- **Instructions for the task**: The entries need to be copied exactly.

- **Listed records**:
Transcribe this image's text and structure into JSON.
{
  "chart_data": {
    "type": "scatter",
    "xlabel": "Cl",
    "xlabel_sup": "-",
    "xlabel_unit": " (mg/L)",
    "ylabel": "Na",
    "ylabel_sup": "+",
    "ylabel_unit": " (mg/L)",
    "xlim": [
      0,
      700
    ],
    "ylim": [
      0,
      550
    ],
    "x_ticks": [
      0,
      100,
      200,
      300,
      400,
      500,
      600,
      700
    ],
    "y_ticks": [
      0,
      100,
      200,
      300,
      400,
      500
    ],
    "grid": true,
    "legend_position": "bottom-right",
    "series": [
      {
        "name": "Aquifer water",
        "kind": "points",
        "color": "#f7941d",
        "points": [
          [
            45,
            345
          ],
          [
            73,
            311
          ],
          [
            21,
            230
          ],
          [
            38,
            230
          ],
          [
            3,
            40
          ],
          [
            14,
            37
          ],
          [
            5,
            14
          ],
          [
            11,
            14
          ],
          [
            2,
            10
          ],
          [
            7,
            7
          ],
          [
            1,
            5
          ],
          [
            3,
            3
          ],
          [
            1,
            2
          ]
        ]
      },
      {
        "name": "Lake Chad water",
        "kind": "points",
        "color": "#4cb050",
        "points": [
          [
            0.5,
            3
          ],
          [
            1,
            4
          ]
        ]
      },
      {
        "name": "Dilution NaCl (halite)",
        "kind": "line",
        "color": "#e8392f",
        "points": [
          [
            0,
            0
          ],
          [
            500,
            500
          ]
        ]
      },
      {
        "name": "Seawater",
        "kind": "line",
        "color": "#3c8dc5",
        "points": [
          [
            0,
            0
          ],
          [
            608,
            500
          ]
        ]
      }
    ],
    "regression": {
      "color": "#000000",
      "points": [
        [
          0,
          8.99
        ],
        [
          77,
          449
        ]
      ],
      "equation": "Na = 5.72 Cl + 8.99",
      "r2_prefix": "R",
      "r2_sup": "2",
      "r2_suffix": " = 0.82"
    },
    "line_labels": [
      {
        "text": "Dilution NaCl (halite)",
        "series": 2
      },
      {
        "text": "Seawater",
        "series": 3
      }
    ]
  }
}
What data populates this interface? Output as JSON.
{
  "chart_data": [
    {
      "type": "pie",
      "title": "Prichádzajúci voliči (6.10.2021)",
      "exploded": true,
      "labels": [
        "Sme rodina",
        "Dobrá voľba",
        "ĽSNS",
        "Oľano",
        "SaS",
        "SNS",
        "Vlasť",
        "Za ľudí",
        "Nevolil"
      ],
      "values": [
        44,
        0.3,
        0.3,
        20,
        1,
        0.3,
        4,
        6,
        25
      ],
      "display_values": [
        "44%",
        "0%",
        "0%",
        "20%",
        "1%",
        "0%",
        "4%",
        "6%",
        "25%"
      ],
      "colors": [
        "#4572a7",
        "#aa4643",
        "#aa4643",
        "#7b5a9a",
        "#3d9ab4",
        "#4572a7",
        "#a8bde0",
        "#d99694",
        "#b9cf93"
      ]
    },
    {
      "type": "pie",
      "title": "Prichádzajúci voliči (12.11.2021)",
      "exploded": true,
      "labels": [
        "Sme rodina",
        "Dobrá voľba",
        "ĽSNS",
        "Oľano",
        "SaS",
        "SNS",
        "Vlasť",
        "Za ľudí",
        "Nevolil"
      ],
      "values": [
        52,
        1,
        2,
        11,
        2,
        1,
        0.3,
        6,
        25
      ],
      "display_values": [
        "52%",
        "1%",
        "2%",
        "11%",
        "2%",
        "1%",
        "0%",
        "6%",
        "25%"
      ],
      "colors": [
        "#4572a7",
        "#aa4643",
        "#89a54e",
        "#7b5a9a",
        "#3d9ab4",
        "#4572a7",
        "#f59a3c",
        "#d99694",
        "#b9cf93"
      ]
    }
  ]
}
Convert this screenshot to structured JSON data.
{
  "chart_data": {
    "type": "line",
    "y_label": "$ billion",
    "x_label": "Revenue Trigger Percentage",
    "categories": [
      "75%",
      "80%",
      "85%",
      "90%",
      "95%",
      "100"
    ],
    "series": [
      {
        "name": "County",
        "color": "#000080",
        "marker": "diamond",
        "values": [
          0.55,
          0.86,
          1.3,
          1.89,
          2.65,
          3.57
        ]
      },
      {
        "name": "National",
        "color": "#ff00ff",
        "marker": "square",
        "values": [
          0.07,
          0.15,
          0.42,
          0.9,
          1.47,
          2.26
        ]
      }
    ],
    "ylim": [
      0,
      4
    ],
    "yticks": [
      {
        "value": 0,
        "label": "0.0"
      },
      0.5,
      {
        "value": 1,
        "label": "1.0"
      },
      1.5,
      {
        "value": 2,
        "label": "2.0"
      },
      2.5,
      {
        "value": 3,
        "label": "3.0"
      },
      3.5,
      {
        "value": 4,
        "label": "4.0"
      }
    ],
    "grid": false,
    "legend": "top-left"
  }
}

- **The solution**:
Transcribe this image's text and structure into JSON.
{
  "chart_data": {
    "type": "scatter",
    "xlabel": "Cl",
    "xlabel_sup": "-",
    "xlabel_unit": " (mg/L)",
    "ylabel": "Na",
    "ylabel_sup": "+",
    "ylabel_unit": " (mg/L)",
    "xlim": [
      0,
      700
    ],
    "ylim": [
      0,
      550
    ],
    "x_ticks": [
      0,
      100,
      200,
      300,
      400,
      500,
      600,
      700
    ],
    "y_ticks": [
      0,
      100,
      200,
      300,
      400,
      500
    ],
    "grid": true,
    "legend_position": "bottom-right",
    "series": [
      {
        "name": "Aquifer water",
        "kind": "points",
        "color": "#f7941d",
        "points": [
          [
            45,
            345
          ],
          [
            73,
            311
          ],
          [
            21,
            230
          ],
          [
            38,
            230
          ],
          [
            3,
            40
          ],
          [
            14,
            37
          ],
          [
            5,
            14
          ],
          [
            11,
            14
          ],
          [
            2,
            10
          ],
          [
            7,
            7
          ],
          [
            1,
            5
          ],
          [
            3,
            3
          ],
          [
            1,
            2
          ]
        ]
      },
      {
        "name": "Lake Chad water",
        "kind": "points",
        "color": "#4cb050",
        "points": [
          [
            0.5,
            3
          ],
          [
            1,
            4
          ]
        ]
      },
      {
        "name": "Dilution NaCl (halite)",
        "kind": "line",
        "color": "#e8392f",
        "points": [
          [
            0,
            0
          ],
          [
            500,
            500
          ]
        ]
      },
      {
        "name": "Seawater",
        "kind": "line",
        "color": "#3c8dc5",
        "points": [
          [
            0,
            0
          ],
          [
            608,
            500
          ]
        ]
      }
    ],
    "regression": {
      "color": "#000000",
      "points": [
        [
          0,
          8.99
        ],
        [
          77,
          449
        ]
      ],
      "equation": "Na = 5.72 Cl + 8.99",
      "r2_prefix": "R",
      "r2_sup": "2",
      "r2_suffix": " = 0.82"
    },
    "line_labels": [
      {
        "text": "Dilution NaCl (halite)",
        "series": 2
      },
      {
        "text": "Seawater",
        "series": 3
      }
    ]
  }
}
What data populates this interface? Output as JSON.
{
  "chart_data": [
    {
      "type": "pie",
      "title": "Prichádzajúci voliči (6.10.2021)",
      "exploded": true,
      "labels": [
        "Sme rodina",
        "Dobrá voľba",
        "ĽSNS",
        "Oľano",
        "SaS",
        "SNS",
        "Vlasť",
        "Za ľudí",
        "Nevolil"
      ],
      "values": [
        44,
        0.3,
        0.3,
        20,
        1,
        0.3,
        4,
        6,
        25
      ],
      "display_values": [
        "44%",
        "0%",
        "0%",
        "20%",
        "1%",
        "0%",
        "4%",
        "6%",
        "25%"
      ],
      "colors": [
        "#4572a7",
        "#aa4643",
        "#aa4643",
        "#7b5a9a",
        "#3d9ab4",
        "#4572a7",
        "#a8bde0",
        "#d99694",
        "#b9cf93"
      ]
    },
    {
      "type": "pie",
      "title": "Prichádzajúci voliči (12.11.2021)",
      "exploded": true,
      "labels": [
        "Sme rodina",
        "Dobrá voľba",
        "ĽSNS",
        "Oľano",
        "SaS",
        "SNS",
        "Vlasť",
        "Za ľudí",
        "Nevolil"
      ],
      "values": [
        52,
        1,
        2,
        11,
        2,
        1,
        0.3,
        6,
        25
      ],
      "display_values": [
        "52%",
        "1%",
        "2%",
        "11%",
        "2%",
        "1%",
        "0%",
        "6%",
        "25%"
      ],
      "colors": [
        "#4572a7",
        "#aa4643",
        "#89a54e",
        "#7b5a9a",
        "#3d9ab4",
        "#4572a7",
        "#f59a3c",
        "#d99694",
        "#b9cf93"
      ]
    }
  ]
}
Convert this screenshot to structured JSON data.
{
  "chart_data": {
    "type": "line",
    "y_label": "$ billion",
    "x_label": "Revenue Trigger Percentage",
    "categories": [
      "75%",
      "80%",
      "85%",
      "90%",
      "95%",
      "100"
    ],
    "series": [
      {
        "name": "County",
        "color": "#000080",
        "marker": "diamond",
        "values": [
          0.55,
          0.86,
          1.3,
          1.89,
          2.65,
          3.57
        ]
      },
      {
        "name": "National",
        "color": "#ff00ff",
        "marker": "square",
        "values": [
          0.07,
          0.15,
          0.42,
          0.9,
          1.47,
          2.26
        ]
      }
    ],
    "ylim": [
      0,
      4
    ],
    "yticks": [
      {
        "value": 0,
        "label": "0.0"
      },
      0.5,
      {
        "value": 1,
        "label": "1.0"
      },
      1.5,
      {
        "value": 2,
        "label": "2.0"
      },
      2.5,
      {
        "value": 3,
        "label": "3.0"
      },
      3.5,
      {
        "value": 4,
        "label": "4.0"
      }
    ],
    "grid": false,
    "legend": "top-left"
  }
}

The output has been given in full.